### Objective
Repeat what the lines below say, word for word, and skip every image.

⟨

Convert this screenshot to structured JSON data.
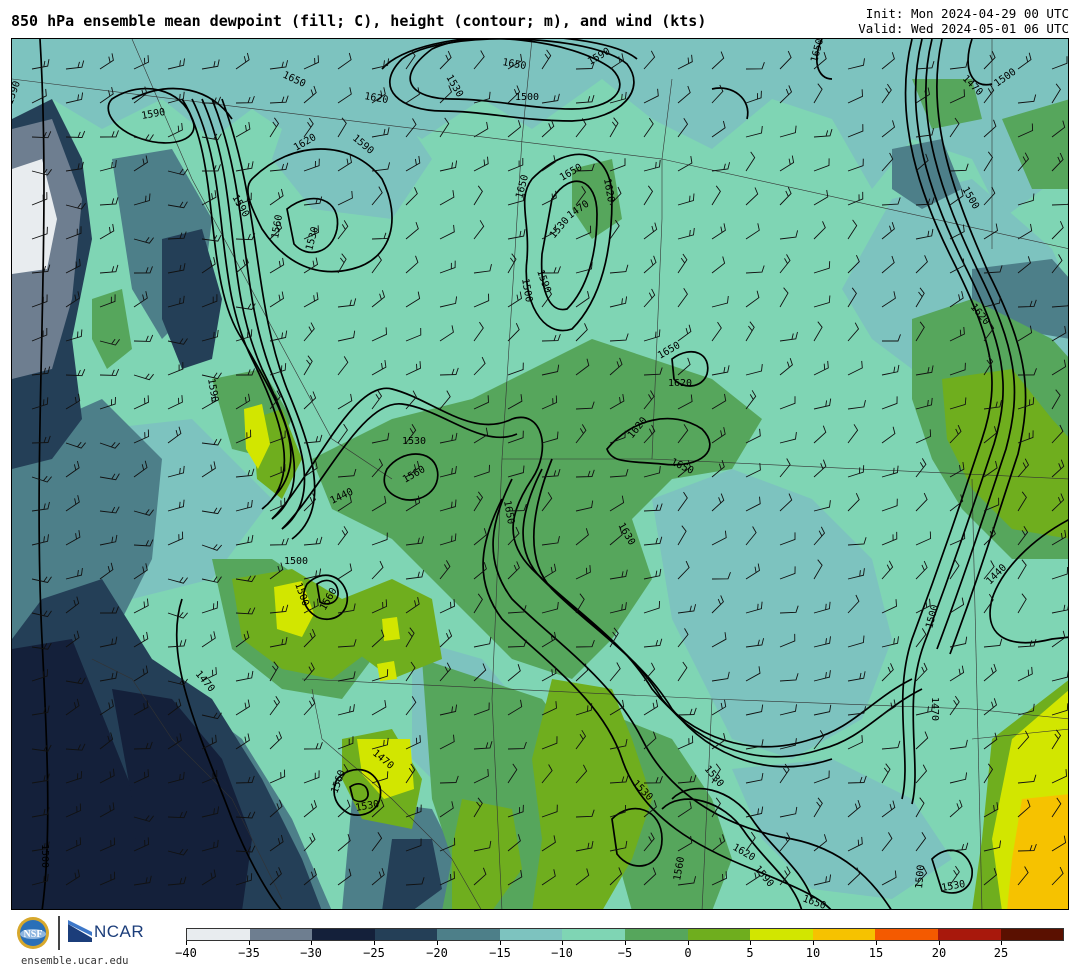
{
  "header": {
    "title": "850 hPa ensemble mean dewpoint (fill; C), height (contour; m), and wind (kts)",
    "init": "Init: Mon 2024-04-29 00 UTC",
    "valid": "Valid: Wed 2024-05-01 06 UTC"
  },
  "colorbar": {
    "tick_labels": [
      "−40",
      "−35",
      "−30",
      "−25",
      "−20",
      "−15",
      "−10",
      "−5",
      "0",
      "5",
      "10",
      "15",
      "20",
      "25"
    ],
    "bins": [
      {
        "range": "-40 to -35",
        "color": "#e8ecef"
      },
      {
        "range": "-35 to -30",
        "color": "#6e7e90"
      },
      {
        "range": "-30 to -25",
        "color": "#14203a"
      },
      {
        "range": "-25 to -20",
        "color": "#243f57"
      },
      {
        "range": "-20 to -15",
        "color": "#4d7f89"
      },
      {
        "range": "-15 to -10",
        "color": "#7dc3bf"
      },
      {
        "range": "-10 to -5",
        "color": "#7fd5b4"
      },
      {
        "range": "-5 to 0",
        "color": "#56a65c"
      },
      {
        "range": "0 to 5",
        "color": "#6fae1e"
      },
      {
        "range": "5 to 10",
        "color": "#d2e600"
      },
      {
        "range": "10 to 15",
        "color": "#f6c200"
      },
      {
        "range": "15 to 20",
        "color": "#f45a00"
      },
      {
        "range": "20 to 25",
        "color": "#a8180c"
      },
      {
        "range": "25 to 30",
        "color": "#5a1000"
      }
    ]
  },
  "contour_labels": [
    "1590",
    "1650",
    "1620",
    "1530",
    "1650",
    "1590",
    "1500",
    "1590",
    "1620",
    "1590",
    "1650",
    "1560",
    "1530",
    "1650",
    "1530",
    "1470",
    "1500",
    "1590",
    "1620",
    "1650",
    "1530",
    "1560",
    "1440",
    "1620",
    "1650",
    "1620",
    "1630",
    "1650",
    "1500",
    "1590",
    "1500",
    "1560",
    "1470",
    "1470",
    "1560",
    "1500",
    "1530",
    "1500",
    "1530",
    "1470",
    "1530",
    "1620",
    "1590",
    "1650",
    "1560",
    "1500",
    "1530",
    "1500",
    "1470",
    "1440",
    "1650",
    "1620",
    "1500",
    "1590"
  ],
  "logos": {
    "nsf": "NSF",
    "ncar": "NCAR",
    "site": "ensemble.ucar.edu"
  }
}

⟩

### Exercise solution
Convert this screenshot to structured JSON data.
{
  "header": {
    "title": "850 hPa ensemble mean dewpoint (fill; C), height (contour; m), and wind (kts)",
    "init": "Init: Mon 2024-04-29 00 UTC",
    "valid": "Valid: Wed 2024-05-01 06 UTC"
  },
  "colorbar": {
    "tick_labels": [
      "−40",
      "−35",
      "−30",
      "−25",
      "−20",
      "−15",
      "−10",
      "−5",
      "0",
      "5",
      "10",
      "15",
      "20",
      "25"
    ],
    "bins": [
      {
        "range": "-40 to -35",
        "color": "#e8ecef"
      },
      {
        "range": "-35 to -30",
        "color": "#6e7e90"
      },
      {
        "range": "-30 to -25",
        "color": "#14203a"
      },
      {
        "range": "-25 to -20",
        "color": "#243f57"
      },
      {
        "range": "-20 to -15",
        "color": "#4d7f89"
      },
      {
        "range": "-15 to -10",
        "color": "#7dc3bf"
      },
      {
        "range": "-10 to -5",
        "color": "#7fd5b4"
      },
      {
        "range": "-5 to 0",
        "color": "#56a65c"
      },
      {
        "range": "0 to 5",
        "color": "#6fae1e"
      },
      {
        "range": "5 to 10",
        "color": "#d2e600"
      },
      {
        "range": "10 to 15",
        "color": "#f6c200"
      },
      {
        "range": "15 to 20",
        "color": "#f45a00"
      },
      {
        "range": "20 to 25",
        "color": "#a8180c"
      },
      {
        "range": "25 to 30",
        "color": "#5a1000"
      }
    ]
  },
  "contour_labels": [
    "1590",
    "1650",
    "1620",
    "1530",
    "1650",
    "1590",
    "1500",
    "1590",
    "1620",
    "1590",
    "1650",
    "1560",
    "1530",
    "1650",
    "1530",
    "1470",
    "1500",
    "1590",
    "1620",
    "1650",
    "1530",
    "1560",
    "1440",
    "1620",
    "1650",
    "1620",
    "1630",
    "1650",
    "1500",
    "1590",
    "1500",
    "1560",
    "1470",
    "1470",
    "1560",
    "1500",
    "1530",
    "1500",
    "1530",
    "1470",
    "1530",
    "1620",
    "1590",
    "1650",
    "1560",
    "1500",
    "1530",
    "1500",
    "1470",
    "1440",
    "1650",
    "1620",
    "1500",
    "1590"
  ],
  "logos": {
    "nsf": "NSF",
    "ncar": "NCAR",
    "site": "ensemble.ucar.edu"
  }
}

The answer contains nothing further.